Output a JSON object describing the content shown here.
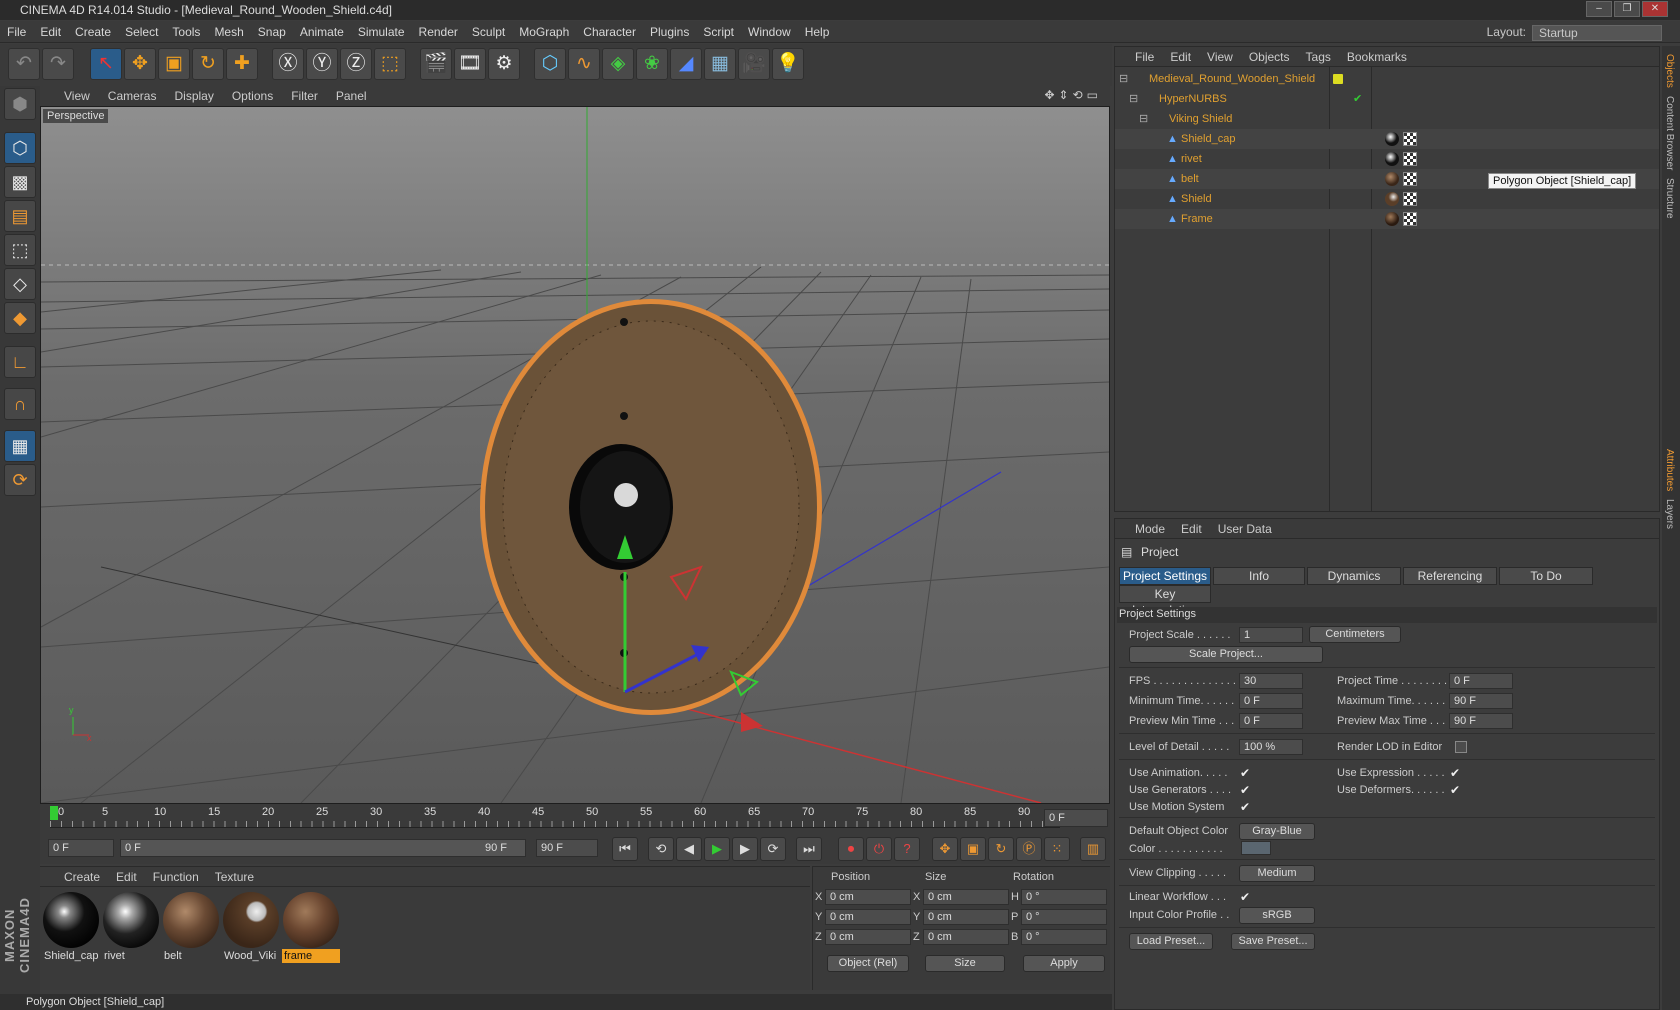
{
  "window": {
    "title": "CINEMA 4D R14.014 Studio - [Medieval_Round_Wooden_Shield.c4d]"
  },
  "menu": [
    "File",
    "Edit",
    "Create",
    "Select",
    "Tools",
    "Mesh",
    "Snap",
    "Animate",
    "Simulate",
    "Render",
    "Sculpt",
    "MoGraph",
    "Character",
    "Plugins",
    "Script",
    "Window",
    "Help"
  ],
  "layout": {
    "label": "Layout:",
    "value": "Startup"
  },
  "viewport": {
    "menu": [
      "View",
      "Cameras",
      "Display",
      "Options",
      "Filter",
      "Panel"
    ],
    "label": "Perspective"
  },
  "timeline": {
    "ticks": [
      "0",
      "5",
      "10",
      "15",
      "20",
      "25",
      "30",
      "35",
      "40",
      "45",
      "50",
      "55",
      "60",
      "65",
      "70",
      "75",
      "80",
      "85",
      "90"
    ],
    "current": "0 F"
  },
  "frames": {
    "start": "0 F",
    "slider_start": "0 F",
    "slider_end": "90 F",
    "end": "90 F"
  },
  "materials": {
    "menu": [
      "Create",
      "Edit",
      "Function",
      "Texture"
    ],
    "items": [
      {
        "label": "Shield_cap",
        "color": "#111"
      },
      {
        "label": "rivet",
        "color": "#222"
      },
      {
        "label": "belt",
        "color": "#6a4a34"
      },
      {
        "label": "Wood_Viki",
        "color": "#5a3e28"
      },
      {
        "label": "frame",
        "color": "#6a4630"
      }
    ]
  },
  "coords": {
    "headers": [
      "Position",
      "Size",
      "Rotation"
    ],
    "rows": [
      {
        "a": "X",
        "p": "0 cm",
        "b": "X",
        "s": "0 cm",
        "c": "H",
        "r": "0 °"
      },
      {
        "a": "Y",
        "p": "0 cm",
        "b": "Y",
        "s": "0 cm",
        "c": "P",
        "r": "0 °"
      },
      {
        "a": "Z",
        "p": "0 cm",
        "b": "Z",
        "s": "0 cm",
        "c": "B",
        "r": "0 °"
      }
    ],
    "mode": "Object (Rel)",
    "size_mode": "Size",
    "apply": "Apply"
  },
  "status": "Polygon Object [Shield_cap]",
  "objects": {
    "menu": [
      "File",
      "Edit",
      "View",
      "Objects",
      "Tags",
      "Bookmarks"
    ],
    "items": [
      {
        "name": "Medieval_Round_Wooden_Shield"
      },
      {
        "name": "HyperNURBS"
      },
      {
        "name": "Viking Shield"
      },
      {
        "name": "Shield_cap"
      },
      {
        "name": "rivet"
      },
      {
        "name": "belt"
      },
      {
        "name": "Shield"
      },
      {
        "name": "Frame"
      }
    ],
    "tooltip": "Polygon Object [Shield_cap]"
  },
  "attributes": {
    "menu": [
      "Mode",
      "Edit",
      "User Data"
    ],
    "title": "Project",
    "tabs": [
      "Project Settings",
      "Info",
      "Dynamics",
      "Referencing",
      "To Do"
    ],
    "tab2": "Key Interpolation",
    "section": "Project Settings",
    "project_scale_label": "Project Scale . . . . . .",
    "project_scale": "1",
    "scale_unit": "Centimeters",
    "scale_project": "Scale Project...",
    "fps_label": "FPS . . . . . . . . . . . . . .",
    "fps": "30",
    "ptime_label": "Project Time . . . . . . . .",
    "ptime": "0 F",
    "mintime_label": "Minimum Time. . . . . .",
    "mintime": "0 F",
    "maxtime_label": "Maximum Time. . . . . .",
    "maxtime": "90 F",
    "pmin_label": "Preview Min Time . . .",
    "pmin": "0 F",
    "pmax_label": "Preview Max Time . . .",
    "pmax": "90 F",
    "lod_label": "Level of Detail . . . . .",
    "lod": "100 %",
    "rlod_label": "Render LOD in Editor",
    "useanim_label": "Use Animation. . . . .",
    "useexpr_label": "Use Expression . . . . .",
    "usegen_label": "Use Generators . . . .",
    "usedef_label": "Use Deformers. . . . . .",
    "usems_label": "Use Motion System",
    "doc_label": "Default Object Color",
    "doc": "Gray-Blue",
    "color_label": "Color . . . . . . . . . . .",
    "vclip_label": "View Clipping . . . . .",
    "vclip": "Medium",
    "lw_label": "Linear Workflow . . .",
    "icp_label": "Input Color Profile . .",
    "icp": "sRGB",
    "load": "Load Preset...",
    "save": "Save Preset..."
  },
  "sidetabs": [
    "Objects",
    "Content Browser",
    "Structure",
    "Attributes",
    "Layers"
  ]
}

> Job: Give only the number of lines in the preceding material that contain the string "Settings".

> Task solution: 2